_What the task requires_
Pick every line from the data that holds the word "https".

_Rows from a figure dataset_
#####

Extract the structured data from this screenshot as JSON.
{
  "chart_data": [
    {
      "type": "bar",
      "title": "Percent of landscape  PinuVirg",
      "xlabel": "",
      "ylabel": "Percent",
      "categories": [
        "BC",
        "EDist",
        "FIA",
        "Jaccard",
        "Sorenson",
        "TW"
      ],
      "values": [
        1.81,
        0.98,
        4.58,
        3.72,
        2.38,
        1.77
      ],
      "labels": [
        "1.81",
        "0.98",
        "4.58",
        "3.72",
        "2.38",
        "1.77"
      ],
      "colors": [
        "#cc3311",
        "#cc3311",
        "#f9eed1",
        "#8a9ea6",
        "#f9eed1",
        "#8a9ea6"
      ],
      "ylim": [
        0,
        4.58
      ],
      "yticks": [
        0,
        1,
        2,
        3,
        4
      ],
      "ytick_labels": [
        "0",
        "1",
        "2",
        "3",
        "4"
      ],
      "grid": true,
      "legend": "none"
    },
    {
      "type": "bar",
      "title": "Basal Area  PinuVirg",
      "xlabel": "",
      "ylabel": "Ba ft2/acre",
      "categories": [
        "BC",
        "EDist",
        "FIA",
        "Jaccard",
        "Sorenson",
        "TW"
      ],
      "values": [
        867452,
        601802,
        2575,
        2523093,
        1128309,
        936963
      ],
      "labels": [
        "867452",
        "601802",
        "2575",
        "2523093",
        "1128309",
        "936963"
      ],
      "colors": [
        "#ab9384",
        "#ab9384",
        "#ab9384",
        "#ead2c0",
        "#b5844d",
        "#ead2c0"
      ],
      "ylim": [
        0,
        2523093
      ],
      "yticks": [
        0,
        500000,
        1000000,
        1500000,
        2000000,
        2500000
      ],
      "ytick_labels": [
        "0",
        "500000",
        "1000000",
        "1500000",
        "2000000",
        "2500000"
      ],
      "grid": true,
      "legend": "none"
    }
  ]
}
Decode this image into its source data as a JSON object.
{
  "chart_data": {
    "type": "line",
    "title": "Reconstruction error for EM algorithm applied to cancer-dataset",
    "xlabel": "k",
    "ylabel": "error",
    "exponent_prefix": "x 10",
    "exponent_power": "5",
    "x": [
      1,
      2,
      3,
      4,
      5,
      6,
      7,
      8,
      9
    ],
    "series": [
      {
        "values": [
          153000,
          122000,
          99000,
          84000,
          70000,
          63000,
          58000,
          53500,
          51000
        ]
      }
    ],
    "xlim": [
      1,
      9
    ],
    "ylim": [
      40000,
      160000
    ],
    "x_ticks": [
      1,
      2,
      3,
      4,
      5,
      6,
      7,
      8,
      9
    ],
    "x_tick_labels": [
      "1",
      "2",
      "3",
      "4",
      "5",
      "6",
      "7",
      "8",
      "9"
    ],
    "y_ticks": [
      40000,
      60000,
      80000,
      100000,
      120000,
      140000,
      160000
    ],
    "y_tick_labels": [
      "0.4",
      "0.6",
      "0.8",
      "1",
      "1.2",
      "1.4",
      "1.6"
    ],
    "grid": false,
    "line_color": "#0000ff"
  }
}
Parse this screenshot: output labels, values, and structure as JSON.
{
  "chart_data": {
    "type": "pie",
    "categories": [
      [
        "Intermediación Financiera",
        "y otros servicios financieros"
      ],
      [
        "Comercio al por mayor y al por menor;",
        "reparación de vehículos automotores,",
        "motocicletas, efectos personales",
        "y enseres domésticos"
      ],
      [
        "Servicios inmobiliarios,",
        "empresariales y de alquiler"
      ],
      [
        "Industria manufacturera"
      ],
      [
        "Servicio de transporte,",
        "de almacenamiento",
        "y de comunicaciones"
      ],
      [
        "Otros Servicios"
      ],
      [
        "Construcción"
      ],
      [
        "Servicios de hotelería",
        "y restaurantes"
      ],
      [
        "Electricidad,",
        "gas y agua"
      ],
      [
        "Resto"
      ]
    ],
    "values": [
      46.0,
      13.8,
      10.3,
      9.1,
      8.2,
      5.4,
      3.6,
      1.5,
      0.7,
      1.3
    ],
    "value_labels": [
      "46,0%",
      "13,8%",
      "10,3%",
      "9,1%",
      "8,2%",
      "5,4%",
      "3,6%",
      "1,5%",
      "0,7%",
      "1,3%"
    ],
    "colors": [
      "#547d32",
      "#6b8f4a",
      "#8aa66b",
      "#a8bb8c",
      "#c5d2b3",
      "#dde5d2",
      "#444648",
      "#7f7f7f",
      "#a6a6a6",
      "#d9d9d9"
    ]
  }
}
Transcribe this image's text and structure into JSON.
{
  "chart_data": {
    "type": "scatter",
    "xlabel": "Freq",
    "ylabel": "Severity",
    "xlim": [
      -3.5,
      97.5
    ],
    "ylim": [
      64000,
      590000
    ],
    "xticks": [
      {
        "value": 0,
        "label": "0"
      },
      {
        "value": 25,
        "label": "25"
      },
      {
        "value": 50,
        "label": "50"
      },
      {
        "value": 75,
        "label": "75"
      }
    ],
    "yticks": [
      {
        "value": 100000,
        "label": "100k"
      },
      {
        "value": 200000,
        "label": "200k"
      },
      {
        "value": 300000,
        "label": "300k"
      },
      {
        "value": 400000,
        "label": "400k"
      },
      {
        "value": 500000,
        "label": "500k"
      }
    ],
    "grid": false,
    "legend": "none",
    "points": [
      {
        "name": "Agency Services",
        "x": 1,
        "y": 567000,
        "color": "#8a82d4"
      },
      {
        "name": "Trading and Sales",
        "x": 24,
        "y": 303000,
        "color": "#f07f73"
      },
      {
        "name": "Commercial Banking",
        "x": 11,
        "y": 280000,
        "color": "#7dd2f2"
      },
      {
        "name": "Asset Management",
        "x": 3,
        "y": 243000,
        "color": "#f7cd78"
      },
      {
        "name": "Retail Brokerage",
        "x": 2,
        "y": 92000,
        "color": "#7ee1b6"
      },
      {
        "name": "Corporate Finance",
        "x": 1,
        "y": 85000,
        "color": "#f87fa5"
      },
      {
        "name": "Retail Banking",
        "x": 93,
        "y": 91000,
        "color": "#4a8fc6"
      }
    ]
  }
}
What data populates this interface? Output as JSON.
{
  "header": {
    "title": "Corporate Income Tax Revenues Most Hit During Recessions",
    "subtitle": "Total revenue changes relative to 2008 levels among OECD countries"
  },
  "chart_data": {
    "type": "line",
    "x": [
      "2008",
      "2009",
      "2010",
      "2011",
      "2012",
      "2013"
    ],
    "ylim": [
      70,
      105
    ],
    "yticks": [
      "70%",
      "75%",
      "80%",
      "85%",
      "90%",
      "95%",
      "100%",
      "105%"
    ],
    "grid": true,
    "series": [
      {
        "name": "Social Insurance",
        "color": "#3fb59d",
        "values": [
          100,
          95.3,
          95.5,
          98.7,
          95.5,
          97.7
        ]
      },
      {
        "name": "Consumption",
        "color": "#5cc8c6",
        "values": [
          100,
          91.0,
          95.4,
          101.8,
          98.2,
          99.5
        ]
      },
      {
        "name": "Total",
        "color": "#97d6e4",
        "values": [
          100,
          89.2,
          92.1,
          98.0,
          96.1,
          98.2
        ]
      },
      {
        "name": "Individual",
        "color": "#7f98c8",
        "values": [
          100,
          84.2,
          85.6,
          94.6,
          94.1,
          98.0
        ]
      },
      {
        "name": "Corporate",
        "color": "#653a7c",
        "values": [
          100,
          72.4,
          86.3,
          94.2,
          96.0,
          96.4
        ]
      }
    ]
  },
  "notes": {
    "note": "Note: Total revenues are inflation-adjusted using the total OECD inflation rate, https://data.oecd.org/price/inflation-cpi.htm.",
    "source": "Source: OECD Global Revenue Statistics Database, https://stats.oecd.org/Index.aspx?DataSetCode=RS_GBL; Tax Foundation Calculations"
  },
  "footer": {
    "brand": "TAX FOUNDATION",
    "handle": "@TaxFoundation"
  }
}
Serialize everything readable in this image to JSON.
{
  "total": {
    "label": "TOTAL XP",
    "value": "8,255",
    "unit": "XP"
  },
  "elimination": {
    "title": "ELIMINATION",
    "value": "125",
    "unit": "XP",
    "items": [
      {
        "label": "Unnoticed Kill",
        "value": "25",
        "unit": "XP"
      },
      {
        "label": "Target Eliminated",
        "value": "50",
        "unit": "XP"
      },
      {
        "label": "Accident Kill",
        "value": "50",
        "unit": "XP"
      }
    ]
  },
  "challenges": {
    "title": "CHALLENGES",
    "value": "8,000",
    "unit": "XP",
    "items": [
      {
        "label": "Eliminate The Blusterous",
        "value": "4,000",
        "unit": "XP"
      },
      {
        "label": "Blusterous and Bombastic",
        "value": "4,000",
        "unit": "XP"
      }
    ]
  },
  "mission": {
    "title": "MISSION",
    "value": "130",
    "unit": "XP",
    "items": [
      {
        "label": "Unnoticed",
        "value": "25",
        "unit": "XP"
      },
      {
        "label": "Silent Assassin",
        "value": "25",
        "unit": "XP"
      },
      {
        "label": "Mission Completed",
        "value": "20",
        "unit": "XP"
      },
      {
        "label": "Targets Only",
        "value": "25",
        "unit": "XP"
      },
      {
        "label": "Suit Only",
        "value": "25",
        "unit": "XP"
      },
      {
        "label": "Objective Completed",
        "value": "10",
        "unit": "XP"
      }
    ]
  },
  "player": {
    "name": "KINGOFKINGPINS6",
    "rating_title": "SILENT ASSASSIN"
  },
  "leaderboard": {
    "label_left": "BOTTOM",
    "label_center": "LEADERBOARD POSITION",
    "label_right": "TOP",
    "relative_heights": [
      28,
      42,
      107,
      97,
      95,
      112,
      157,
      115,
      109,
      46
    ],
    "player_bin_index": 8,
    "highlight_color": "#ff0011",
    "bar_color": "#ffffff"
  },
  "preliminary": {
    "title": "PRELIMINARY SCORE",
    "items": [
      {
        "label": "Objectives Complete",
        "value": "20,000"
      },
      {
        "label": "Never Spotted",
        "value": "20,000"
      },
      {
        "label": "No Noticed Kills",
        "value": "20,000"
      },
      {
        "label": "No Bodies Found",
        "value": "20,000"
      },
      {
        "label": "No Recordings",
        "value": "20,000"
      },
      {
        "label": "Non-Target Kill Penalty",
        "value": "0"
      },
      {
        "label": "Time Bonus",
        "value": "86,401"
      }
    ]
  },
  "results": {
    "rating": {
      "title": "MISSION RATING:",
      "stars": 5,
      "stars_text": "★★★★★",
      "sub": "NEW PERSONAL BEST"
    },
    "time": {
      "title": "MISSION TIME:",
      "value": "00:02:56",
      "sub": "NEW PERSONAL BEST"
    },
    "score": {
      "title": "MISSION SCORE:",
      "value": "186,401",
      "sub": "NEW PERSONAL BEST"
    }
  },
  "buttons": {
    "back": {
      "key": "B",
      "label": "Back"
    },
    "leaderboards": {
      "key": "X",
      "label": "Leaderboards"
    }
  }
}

#####

_Correct result_
    "note": "Note: Total revenues are inflation-adjusted using the total OECD inflation rate, https://data.oecd.org/price/inflation-cpi.htm.",
    "source": "Source: OECD Global Revenue Statistics Database, https://stats.oecd.org/Index.aspx?DataSetCode=RS_GBL; Tax Foundation Calculations"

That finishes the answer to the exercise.